**Problem to solve**:
Where a line of the material contains the string "name", copy that line.

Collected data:
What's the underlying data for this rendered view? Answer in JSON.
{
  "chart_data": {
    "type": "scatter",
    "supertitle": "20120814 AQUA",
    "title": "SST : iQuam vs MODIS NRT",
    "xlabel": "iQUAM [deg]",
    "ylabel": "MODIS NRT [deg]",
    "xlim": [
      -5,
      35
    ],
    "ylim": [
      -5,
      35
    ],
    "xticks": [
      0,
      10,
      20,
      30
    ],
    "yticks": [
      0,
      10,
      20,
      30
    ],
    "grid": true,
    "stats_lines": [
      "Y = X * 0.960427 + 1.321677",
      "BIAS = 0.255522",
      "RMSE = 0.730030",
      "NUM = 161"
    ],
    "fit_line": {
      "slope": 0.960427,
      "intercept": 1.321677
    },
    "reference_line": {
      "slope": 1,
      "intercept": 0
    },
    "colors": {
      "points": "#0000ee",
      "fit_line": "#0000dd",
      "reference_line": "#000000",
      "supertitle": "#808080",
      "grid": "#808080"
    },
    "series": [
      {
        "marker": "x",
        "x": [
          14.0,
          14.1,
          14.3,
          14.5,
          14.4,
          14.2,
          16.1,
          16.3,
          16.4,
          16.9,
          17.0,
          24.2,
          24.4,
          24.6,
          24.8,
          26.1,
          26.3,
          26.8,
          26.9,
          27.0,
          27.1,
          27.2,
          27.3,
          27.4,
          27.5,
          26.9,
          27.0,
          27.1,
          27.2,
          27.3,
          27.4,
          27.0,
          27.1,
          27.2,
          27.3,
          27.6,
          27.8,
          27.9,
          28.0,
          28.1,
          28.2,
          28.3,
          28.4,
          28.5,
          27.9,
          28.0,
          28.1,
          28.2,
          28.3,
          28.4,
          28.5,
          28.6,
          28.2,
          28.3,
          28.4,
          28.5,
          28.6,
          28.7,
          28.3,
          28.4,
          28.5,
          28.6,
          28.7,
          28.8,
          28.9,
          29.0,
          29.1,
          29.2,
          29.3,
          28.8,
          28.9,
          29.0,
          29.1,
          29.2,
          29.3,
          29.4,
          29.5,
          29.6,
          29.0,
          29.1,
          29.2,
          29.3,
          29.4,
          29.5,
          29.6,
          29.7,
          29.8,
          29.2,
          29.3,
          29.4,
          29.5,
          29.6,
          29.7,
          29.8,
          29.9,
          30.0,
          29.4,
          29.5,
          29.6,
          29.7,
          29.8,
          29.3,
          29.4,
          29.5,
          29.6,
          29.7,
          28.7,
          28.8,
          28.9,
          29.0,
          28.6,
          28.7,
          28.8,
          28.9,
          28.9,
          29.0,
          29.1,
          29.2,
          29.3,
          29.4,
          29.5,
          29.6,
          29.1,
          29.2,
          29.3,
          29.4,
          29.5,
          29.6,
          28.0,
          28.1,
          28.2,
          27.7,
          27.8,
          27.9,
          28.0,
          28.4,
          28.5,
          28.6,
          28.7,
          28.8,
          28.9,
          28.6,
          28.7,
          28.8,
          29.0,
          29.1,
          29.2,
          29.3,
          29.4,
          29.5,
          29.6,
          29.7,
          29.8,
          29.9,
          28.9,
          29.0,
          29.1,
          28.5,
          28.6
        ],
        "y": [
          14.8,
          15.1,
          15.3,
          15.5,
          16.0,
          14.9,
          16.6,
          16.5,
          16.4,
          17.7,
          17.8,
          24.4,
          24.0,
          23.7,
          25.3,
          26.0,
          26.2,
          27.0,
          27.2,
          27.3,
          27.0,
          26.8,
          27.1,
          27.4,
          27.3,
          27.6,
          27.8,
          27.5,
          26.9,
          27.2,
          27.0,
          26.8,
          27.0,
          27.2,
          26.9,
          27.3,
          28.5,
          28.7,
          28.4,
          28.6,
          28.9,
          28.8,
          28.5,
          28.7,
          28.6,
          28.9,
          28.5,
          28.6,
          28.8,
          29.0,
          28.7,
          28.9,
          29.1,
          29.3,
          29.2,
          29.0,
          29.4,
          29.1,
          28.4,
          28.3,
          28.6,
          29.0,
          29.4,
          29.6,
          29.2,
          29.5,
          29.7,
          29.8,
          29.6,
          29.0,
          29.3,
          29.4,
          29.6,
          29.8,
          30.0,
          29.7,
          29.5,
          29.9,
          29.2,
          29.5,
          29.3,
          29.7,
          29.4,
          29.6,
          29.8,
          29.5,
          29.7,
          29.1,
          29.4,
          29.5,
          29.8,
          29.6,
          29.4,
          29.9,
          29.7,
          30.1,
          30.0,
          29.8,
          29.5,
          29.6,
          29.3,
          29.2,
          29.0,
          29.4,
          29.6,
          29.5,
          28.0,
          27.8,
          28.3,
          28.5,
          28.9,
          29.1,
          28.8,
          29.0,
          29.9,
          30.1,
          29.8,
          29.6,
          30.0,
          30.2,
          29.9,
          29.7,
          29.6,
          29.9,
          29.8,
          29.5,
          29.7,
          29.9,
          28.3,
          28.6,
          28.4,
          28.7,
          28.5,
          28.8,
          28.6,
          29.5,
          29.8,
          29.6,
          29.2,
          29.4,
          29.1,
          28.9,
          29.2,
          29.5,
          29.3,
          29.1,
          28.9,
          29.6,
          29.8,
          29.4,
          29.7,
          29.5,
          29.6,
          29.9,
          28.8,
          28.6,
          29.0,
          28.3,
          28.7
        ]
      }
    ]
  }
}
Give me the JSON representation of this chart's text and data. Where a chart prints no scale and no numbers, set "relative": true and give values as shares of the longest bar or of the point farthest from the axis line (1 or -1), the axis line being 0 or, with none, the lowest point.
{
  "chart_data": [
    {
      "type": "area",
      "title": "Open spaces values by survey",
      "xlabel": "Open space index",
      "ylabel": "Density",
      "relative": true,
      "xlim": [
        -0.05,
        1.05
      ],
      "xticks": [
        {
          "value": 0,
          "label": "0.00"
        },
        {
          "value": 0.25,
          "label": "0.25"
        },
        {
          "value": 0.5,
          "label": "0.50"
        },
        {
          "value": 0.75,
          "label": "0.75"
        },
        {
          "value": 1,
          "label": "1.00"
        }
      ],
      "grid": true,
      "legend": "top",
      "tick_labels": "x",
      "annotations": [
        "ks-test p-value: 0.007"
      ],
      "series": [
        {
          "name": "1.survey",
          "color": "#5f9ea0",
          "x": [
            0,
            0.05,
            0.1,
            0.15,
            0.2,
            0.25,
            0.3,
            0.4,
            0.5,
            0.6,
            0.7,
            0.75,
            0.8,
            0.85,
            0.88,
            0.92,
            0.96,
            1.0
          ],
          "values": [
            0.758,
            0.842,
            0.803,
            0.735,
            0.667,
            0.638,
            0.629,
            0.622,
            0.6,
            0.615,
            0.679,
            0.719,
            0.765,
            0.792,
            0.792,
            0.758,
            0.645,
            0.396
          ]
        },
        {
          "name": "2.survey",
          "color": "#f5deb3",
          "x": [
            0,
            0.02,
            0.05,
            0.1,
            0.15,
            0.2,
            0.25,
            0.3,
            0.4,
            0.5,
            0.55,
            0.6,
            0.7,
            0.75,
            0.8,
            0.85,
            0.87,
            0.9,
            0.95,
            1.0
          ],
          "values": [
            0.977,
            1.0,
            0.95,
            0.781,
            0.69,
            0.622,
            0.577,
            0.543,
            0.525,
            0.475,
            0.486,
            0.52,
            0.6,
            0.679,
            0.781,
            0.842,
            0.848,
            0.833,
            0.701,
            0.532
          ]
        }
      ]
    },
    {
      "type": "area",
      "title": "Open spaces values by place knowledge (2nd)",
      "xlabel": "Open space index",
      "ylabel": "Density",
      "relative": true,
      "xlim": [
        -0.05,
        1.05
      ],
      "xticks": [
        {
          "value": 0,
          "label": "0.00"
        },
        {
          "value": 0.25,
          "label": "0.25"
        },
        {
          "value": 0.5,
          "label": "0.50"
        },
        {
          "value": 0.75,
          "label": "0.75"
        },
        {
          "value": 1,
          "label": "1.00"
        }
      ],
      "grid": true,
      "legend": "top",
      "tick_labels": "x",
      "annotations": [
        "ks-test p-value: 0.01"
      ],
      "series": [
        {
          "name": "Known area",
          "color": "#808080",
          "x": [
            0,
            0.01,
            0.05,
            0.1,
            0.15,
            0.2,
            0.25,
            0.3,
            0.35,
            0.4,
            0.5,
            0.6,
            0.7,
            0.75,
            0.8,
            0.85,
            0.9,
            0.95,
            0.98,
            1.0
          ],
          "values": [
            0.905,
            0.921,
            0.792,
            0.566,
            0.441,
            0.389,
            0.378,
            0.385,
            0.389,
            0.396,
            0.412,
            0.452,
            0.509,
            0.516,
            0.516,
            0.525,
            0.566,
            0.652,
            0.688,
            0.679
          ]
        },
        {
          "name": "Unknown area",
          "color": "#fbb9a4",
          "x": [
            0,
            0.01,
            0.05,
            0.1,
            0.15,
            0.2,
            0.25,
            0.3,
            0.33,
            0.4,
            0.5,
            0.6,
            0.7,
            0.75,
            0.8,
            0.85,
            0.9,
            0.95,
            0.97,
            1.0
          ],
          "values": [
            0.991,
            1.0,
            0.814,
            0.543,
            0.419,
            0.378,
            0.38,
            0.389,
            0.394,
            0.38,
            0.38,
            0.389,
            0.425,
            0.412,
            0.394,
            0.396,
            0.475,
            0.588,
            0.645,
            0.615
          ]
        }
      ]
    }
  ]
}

**Solution below**:
          "name": "1.survey",
          "name": "2.survey",
          "name": "Known area",
          "name": "Unknown area",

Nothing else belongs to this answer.